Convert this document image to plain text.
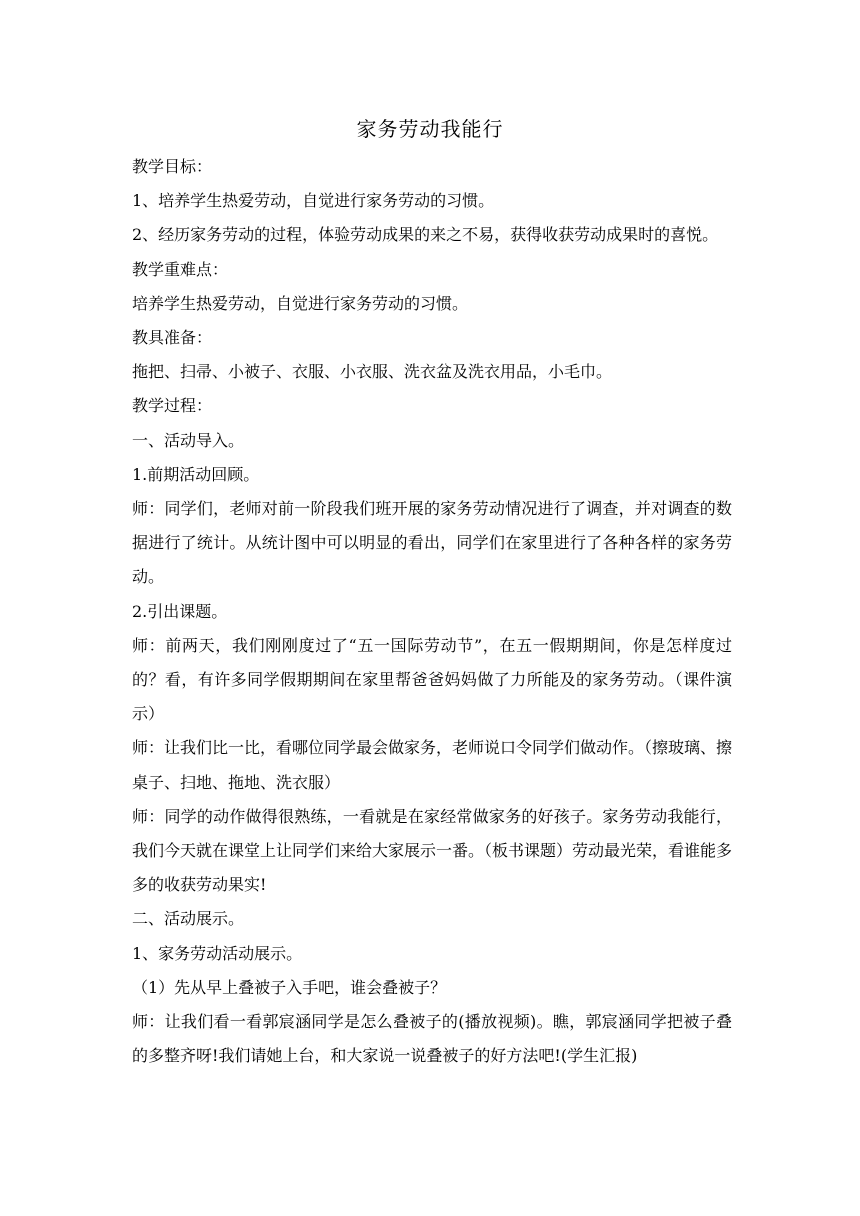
家务劳动我能行

教学目标：

1、培养学生热爱劳动，自觉进行家务劳动的习惯。

2、经历家务劳动的过程，体验劳动成果的来之不易，获得收获劳动成果时的喜悦。

教学重难点：

培养学生热爱劳动，自觉进行家务劳动的习惯。

教具准备：

拖把、扫帚、小被子、衣服、小衣服、洗衣盆及洗衣用品，小毛巾。

教学过程：

一、活动导入。

1.前期活动回顾。

师：同学们，老师对前一阶段我们班开展的家务劳动情况进行了调查，并对调查的数据进行了统计。从统计图中可以明显的看出，同学们在家里进行了各种各样的家务劳动。

2.引出课题。

师：前两天，我们刚刚度过了“五一国际劳动节”，在五一假期期间，你是怎样度过的？看，有许多同学假期期间在家里帮爸爸妈妈做了力所能及的家务劳动。（课件演示）

师：让我们比一比，看哪位同学最会做家务，老师说口令同学们做动作。（擦玻璃、擦桌子、扫地、拖地、洗衣服）

师：同学的动作做得很熟练，一看就是在家经常做家务的好孩子。家务劳动我能行，我们今天就在课堂上让同学们来给大家展示一番。（板书课题）劳动最光荣，看谁能多多的收获劳动果实!

二、活动展示。

1、家务劳动活动展示。

（1）先从早上叠被子入手吧，谁会叠被子？

师：让我们看一看郭宸涵同学是怎么叠被子的(播放视频)。瞧，郭宸涵同学把被子叠的多整齐呀!我们请她上台，和大家说一说叠被子的好方法吧!(学生汇报)
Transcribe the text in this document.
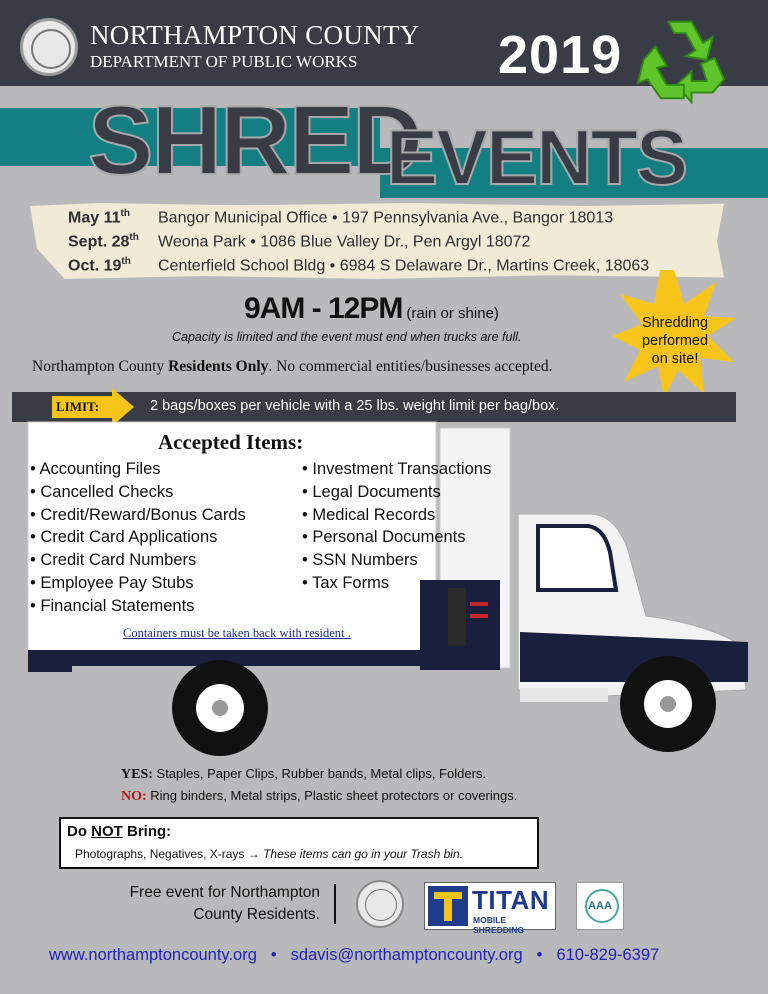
NORTHAMPTON COUNTY
DEPARTMENT OF PUBLIC WORKS	2019
SHRED
EVENTS
May 11th Bangor Municipal Office • 197 Pennsylvania Ave., Bangor 18013
Sept. 28th Weona Park • 1086 Blue Valley Dr., Pen Argyl 18072
Oct. 19th Centerfield School Bldg • 6984 S Delaware Dr., Martins Creek, 18063
9AM - 12PM (rain or shine)
Capacity is limited and the event must end when trucks are full.
Shredding
performed
on site!
Northampton County Residents Only. No commercial entities/businesses accepted.
LIMIT:	2 bags/boxes per vehicle with a 25 lbs. weight limit per bag/box.
Accepted Items:
• Accounting Files
• Cancelled Checks
• Credit/Reward/Bonus Cards
• Credit Card Applications
• Credit Card Numbers
• Employee Pay Stubs
• Financial Statements
• Investment Transactions
• Legal Documents
• Medical Records
• Personal Documents
• SSN Numbers
• Tax Forms
Containers must be taken back with resident .
YES: Staples, Paper Clips, Rubber bands, Metal clips, Folders.
NO: Ring binders, Metal strips, Plastic sheet protectors or coverings.
Do NOT Bring:
Photographs, Negatives, X-rays → These items can go in your Trash bin.
Free event for Northampton
County Residents.	TITAN
MOBILE SHREDDING
AAA
www.northamptoncounty.org • sdavis@northamptoncounty.org • 610-829-6397
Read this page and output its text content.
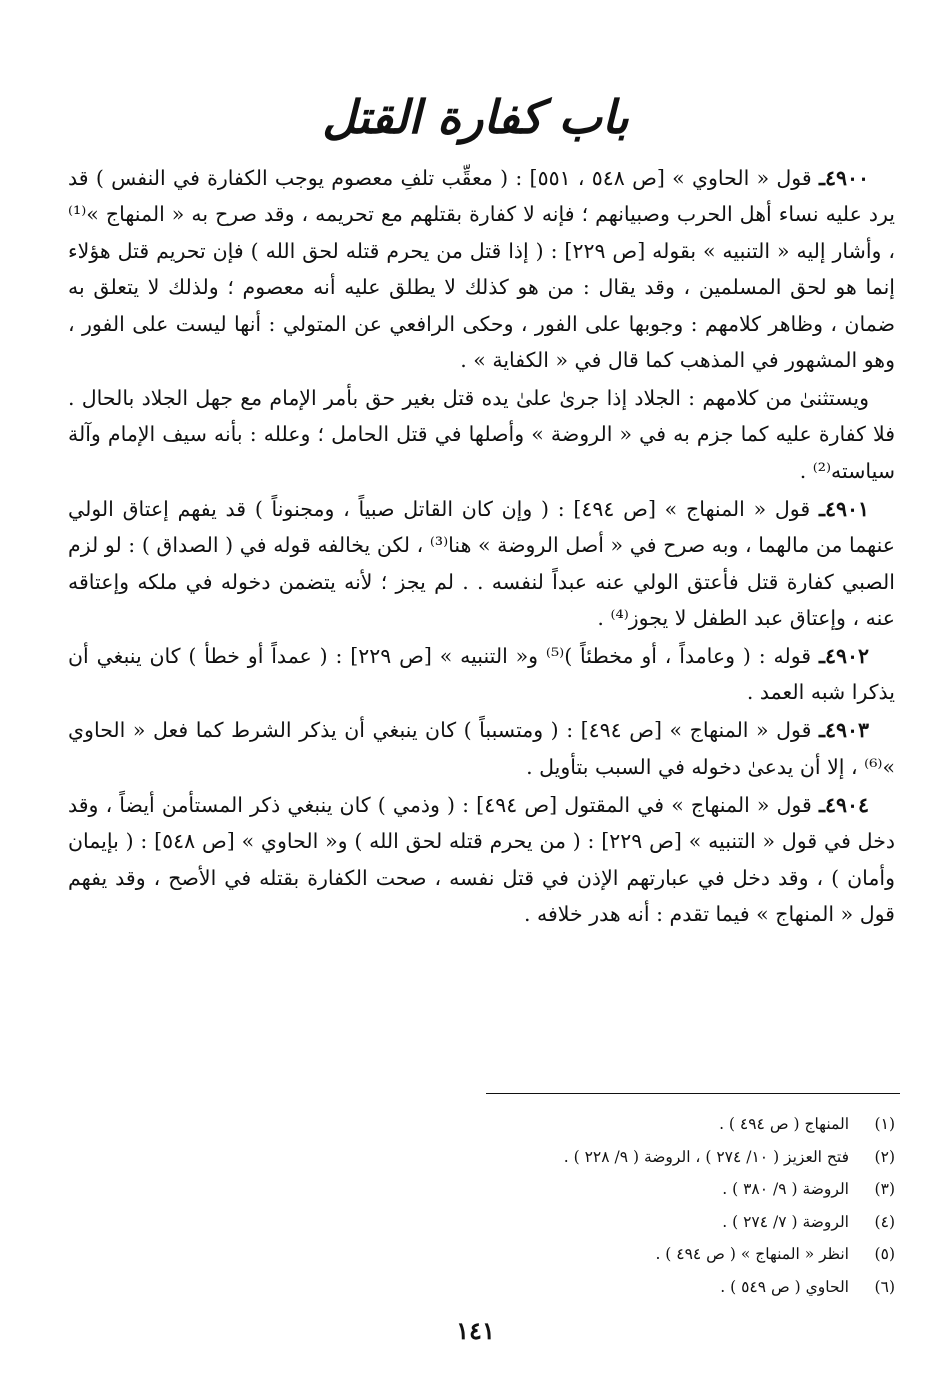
باب كفارة القتل

٤٩٠٠ـ قول « الحاوي » [ص ٥٤٨ ، ٥٥١] : ( معقِّب تلفِ معصوم يوجب الكفارة في النفس ) قد يرد عليه نساء أهل الحرب وصبيانهم ؛ فإنه لا كفارة بقتلهم مع تحريمه ، وقد صرح به « المنهاج »⁽¹⁾ ، وأشار إليه « التنبيه » بقوله [ص ٢٢٩] : ( إذا قتل من يحرم قتله لحق الله ) فإن تحريم قتل هؤلاء إنما هو لحق المسلمين ، وقد يقال : من هو كذلك لا يطلق عليه أنه معصوم ؛ ولذلك لا يتعلق به ضمان ، وظاهر كلامهم : وجوبها على الفور ، وحكى الرافعي عن المتولي : أنها ليست على الفور ، وهو المشهور في المذهب كما قال في « الكفاية » .

ويستثنىٰ من كلامهم : الجلاد إذا جرىٰ علىٰ يده قتل بغير حق بأمر الإمام مع جهل الجلاد بالحال . فلا كفارة عليه كما جزم به في « الروضة » وأصلها في قتل الحامل ؛ وعلله : بأنه سيف الإمام وآلة سياسته⁽²⁾ .

٤٩٠١ـ قول « المنهاج » [ص ٤٩٤] : ( وإن كان القاتل صبياً ، ومجنوناً ) قد يفهم إعتاق الولي عنهما من مالهما ، وبه صرح في « أصل الروضة » هنا⁽³⁾ ، لكن يخالفه قوله في ( الصداق ) : لو لزم الصبي كفارة قتل فأعتق الولي عنه عبداً لنفسه . . لم يجز ؛ لأنه يتضمن دخوله في ملكه وإعتاقه عنه ، وإعتاق عبد الطفل لا يجوز⁽⁴⁾ .

٤٩٠٢ـ قوله : ( وعامداً ، أو مخطئاً )⁽⁵⁾ و« التنبيه » [ص ٢٢٩] : ( عمداً أو خطأ ) كان ينبغي أن يذكرا شبه العمد .

٤٩٠٣ـ قول « المنهاج » [ص ٤٩٤] : ( ومتسبباً ) كان ينبغي أن يذكر الشرط كما فعل « الحاوي »⁽⁶⁾ ، إلا أن يدعىٰ دخوله في السبب بتأويل .

٤٩٠٤ـ قول « المنهاج » في المقتول [ص ٤٩٤] : ( وذمي ) كان ينبغي ذكر المستأمن أيضاً ، وقد دخل في قول « التنبيه » [ص ٢٢٩] : ( من يحرم قتله لحق الله ) و« الحاوي » [ص ٥٤٨] : ( بإيمان وأمان ) ، وقد دخل في عبارتهم الإذن في قتل نفسه ، صحت الكفارة بقتله في الأصح ، وقد يفهم قول « المنهاج » فيما تقدم : أنه هدر خلافه .

(١)
المنهاج ( ص ٤٩٤ ) .
(٢)
فتح العزيز ( ١٠/ ٢٧٤ ) ، الروضة ( ٩/ ٢٢٨ ) .
(٣)
الروضة ( ٩/ ٣٨٠ ) .
(٤)
الروضة ( ٧/ ٢٧٤ ) .
(٥)
انظر « المنهاج » ( ص ٤٩٤ ) .
(٦)
الحاوي ( ص ٥٤٩ ) .
١٤١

^^^^^^^^^^^^^^^^

## WORK TO DO
From the entries above, copy out every line where the string "دخوله" appears.

## RESPONSE
٤٩٠١ـ قول « المنهاج » [ص ٤٩٤] : ( وإن كان القاتل صبياً ، ومجنوناً ) قد يفهم إعتاق الولي عنهما من مالهما ، وبه صرح في « أصل الروضة » هنا⁽³⁾ ، لكن يخالفه قوله في ( الصداق ) : لو لزم الصبي كفارة قتل فأعتق الولي عنه عبداً لنفسه . . لم يجز ؛ لأنه يتضمن دخوله في ملكه وإعتاقه عنه ، وإعتاق عبد الطفل لا يجوز⁽⁴⁾ .
٤٩٠٣ـ قول « المنهاج » [ص ٤٩٤] : ( ومتسبباً ) كان ينبغي أن يذكر الشرط كما فعل « الحاوي »⁽⁶⁾ ، إلا أن يدعىٰ دخوله في السبب بتأويل .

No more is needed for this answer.